DESCRIPTION OF THE TASK:
Restate the complete material exactly.
====
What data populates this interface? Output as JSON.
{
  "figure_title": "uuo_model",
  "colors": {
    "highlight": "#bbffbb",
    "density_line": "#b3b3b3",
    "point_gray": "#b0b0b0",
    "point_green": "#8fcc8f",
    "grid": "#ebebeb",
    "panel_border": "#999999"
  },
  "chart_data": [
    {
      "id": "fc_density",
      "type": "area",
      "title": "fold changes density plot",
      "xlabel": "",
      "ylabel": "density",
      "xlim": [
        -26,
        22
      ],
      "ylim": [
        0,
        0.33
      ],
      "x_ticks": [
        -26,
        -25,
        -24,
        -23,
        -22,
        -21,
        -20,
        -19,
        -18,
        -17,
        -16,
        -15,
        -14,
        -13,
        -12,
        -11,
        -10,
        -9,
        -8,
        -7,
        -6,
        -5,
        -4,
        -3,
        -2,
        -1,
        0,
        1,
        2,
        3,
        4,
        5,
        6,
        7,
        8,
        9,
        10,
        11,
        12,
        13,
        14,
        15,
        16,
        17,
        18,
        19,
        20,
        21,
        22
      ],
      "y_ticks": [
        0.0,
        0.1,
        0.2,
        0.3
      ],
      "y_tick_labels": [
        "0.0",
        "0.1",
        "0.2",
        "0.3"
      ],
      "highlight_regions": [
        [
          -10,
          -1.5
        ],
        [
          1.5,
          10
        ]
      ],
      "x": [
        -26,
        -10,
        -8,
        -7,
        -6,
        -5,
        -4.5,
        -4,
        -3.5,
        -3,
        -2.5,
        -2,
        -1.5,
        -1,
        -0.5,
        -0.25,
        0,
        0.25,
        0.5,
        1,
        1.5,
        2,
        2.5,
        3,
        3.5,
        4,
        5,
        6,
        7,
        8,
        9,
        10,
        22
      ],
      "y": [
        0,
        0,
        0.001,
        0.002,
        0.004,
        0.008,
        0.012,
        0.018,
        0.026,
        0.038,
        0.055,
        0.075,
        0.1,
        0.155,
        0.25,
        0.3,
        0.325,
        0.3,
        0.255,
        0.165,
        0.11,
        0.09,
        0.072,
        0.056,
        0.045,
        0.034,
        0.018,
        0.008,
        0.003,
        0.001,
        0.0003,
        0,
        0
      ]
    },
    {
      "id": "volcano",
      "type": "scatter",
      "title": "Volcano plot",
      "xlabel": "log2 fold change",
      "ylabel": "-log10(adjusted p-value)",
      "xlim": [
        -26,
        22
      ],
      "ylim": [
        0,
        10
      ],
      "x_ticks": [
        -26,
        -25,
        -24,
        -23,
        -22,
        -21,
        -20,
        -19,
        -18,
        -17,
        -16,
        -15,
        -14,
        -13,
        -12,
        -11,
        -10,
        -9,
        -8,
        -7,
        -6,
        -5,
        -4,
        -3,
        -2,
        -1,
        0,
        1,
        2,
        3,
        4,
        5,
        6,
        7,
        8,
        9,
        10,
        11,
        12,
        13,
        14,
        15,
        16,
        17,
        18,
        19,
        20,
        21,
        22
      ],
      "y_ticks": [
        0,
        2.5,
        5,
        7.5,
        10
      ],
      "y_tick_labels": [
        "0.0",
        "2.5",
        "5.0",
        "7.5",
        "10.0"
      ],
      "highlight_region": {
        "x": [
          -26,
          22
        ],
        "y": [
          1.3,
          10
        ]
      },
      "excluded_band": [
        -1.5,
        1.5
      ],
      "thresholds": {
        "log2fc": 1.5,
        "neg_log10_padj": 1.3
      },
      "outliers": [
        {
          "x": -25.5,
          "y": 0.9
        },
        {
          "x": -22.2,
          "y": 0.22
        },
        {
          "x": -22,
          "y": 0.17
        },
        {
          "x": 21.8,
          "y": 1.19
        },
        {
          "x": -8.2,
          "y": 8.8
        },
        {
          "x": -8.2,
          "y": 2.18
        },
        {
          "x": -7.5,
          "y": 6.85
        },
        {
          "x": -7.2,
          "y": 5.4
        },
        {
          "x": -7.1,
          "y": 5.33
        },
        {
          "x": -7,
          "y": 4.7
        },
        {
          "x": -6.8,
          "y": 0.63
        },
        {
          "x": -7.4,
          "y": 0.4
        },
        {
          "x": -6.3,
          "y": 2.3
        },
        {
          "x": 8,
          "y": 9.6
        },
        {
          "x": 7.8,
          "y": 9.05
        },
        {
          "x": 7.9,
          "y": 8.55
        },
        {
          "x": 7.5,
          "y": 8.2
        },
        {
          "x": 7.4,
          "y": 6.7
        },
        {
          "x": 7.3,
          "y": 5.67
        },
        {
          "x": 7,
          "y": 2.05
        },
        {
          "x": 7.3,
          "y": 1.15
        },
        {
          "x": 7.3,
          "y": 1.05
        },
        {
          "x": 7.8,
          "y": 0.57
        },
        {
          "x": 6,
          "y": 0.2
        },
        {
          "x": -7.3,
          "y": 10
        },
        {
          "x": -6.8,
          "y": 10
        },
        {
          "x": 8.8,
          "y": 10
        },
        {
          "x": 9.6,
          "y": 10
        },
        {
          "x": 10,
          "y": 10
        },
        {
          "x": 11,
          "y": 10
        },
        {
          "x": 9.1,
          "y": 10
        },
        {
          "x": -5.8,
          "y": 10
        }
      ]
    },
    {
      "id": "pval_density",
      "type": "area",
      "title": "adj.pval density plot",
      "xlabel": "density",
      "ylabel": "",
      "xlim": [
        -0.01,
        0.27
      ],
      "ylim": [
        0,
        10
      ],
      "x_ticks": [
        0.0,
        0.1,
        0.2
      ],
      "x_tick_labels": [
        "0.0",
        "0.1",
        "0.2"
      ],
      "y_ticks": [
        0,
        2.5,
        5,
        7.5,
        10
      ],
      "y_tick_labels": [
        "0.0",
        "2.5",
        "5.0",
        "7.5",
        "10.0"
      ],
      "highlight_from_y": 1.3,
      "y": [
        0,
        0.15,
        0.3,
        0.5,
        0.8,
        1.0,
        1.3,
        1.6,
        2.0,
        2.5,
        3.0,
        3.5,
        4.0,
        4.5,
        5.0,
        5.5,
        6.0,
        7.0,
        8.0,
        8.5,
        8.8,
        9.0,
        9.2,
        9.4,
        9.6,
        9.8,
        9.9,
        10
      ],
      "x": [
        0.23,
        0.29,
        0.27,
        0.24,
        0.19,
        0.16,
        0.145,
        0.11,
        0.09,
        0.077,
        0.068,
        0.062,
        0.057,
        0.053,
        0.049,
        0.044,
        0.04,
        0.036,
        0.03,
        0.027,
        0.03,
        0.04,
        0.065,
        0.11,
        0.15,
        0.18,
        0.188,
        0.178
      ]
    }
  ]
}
====
RESPONSE TO THE TASK:
What data populates this interface? Output as JSON.
{
  "figure_title": "uuo_model",
  "colors": {
    "highlight": "#bbffbb",
    "density_line": "#b3b3b3",
    "point_gray": "#b0b0b0",
    "point_green": "#8fcc8f",
    "grid": "#ebebeb",
    "panel_border": "#999999"
  },
  "chart_data": [
    {
      "id": "fc_density",
      "type": "area",
      "title": "fold changes density plot",
      "xlabel": "",
      "ylabel": "density",
      "xlim": [
        -26,
        22
      ],
      "ylim": [
        0,
        0.33
      ],
      "x_ticks": [
        -26,
        -25,
        -24,
        -23,
        -22,
        -21,
        -20,
        -19,
        -18,
        -17,
        -16,
        -15,
        -14,
        -13,
        -12,
        -11,
        -10,
        -9,
        -8,
        -7,
        -6,
        -5,
        -4,
        -3,
        -2,
        -1,
        0,
        1,
        2,
        3,
        4,
        5,
        6,
        7,
        8,
        9,
        10,
        11,
        12,
        13,
        14,
        15,
        16,
        17,
        18,
        19,
        20,
        21,
        22
      ],
      "y_ticks": [
        0.0,
        0.1,
        0.2,
        0.3
      ],
      "y_tick_labels": [
        "0.0",
        "0.1",
        "0.2",
        "0.3"
      ],
      "highlight_regions": [
        [
          -10,
          -1.5
        ],
        [
          1.5,
          10
        ]
      ],
      "x": [
        -26,
        -10,
        -8,
        -7,
        -6,
        -5,
        -4.5,
        -4,
        -3.5,
        -3,
        -2.5,
        -2,
        -1.5,
        -1,
        -0.5,
        -0.25,
        0,
        0.25,
        0.5,
        1,
        1.5,
        2,
        2.5,
        3,
        3.5,
        4,
        5,
        6,
        7,
        8,
        9,
        10,
        22
      ],
      "y": [
        0,
        0,
        0.001,
        0.002,
        0.004,
        0.008,
        0.012,
        0.018,
        0.026,
        0.038,
        0.055,
        0.075,
        0.1,
        0.155,
        0.25,
        0.3,
        0.325,
        0.3,
        0.255,
        0.165,
        0.11,
        0.09,
        0.072,
        0.056,
        0.045,
        0.034,
        0.018,
        0.008,
        0.003,
        0.001,
        0.0003,
        0,
        0
      ]
    },
    {
      "id": "volcano",
      "type": "scatter",
      "title": "Volcano plot",
      "xlabel": "log2 fold change",
      "ylabel": "-log10(adjusted p-value)",
      "xlim": [
        -26,
        22
      ],
      "ylim": [
        0,
        10
      ],
      "x_ticks": [
        -26,
        -25,
        -24,
        -23,
        -22,
        -21,
        -20,
        -19,
        -18,
        -17,
        -16,
        -15,
        -14,
        -13,
        -12,
        -11,
        -10,
        -9,
        -8,
        -7,
        -6,
        -5,
        -4,
        -3,
        -2,
        -1,
        0,
        1,
        2,
        3,
        4,
        5,
        6,
        7,
        8,
        9,
        10,
        11,
        12,
        13,
        14,
        15,
        16,
        17,
        18,
        19,
        20,
        21,
        22
      ],
      "y_ticks": [
        0,
        2.5,
        5,
        7.5,
        10
      ],
      "y_tick_labels": [
        "0.0",
        "2.5",
        "5.0",
        "7.5",
        "10.0"
      ],
      "highlight_region": {
        "x": [
          -26,
          22
        ],
        "y": [
          1.3,
          10
        ]
      },
      "excluded_band": [
        -1.5,
        1.5
      ],
      "thresholds": {
        "log2fc": 1.5,
        "neg_log10_padj": 1.3
      },
      "outliers": [
        {
          "x": -25.5,
          "y": 0.9
        },
        {
          "x": -22.2,
          "y": 0.22
        },
        {
          "x": -22,
          "y": 0.17
        },
        {
          "x": 21.8,
          "y": 1.19
        },
        {
          "x": -8.2,
          "y": 8.8
        },
        {
          "x": -8.2,
          "y": 2.18
        },
        {
          "x": -7.5,
          "y": 6.85
        },
        {
          "x": -7.2,
          "y": 5.4
        },
        {
          "x": -7.1,
          "y": 5.33
        },
        {
          "x": -7,
          "y": 4.7
        },
        {
          "x": -6.8,
          "y": 0.63
        },
        {
          "x": -7.4,
          "y": 0.4
        },
        {
          "x": -6.3,
          "y": 2.3
        },
        {
          "x": 8,
          "y": 9.6
        },
        {
          "x": 7.8,
          "y": 9.05
        },
        {
          "x": 7.9,
          "y": 8.55
        },
        {
          "x": 7.5,
          "y": 8.2
        },
        {
          "x": 7.4,
          "y": 6.7
        },
        {
          "x": 7.3,
          "y": 5.67
        },
        {
          "x": 7,
          "y": 2.05
        },
        {
          "x": 7.3,
          "y": 1.15
        },
        {
          "x": 7.3,
          "y": 1.05
        },
        {
          "x": 7.8,
          "y": 0.57
        },
        {
          "x": 6,
          "y": 0.2
        },
        {
          "x": -7.3,
          "y": 10
        },
        {
          "x": -6.8,
          "y": 10
        },
        {
          "x": 8.8,
          "y": 10
        },
        {
          "x": 9.6,
          "y": 10
        },
        {
          "x": 10,
          "y": 10
        },
        {
          "x": 11,
          "y": 10
        },
        {
          "x": 9.1,
          "y": 10
        },
        {
          "x": -5.8,
          "y": 10
        }
      ]
    },
    {
      "id": "pval_density",
      "type": "area",
      "title": "adj.pval density plot",
      "xlabel": "density",
      "ylabel": "",
      "xlim": [
        -0.01,
        0.27
      ],
      "ylim": [
        0,
        10
      ],
      "x_ticks": [
        0.0,
        0.1,
        0.2
      ],
      "x_tick_labels": [
        "0.0",
        "0.1",
        "0.2"
      ],
      "y_ticks": [
        0,
        2.5,
        5,
        7.5,
        10
      ],
      "y_tick_labels": [
        "0.0",
        "2.5",
        "5.0",
        "7.5",
        "10.0"
      ],
      "highlight_from_y": 1.3,
      "y": [
        0,
        0.15,
        0.3,
        0.5,
        0.8,
        1.0,
        1.3,
        1.6,
        2.0,
        2.5,
        3.0,
        3.5,
        4.0,
        4.5,
        5.0,
        5.5,
        6.0,
        7.0,
        8.0,
        8.5,
        8.8,
        9.0,
        9.2,
        9.4,
        9.6,
        9.8,
        9.9,
        10
      ],
      "x": [
        0.23,
        0.29,
        0.27,
        0.24,
        0.19,
        0.16,
        0.145,
        0.11,
        0.09,
        0.077,
        0.068,
        0.062,
        0.057,
        0.053,
        0.049,
        0.044,
        0.04,
        0.036,
        0.03,
        0.027,
        0.03,
        0.04,
        0.065,
        0.11,
        0.15,
        0.18,
        0.188,
        0.178
      ]
    }
  ]
}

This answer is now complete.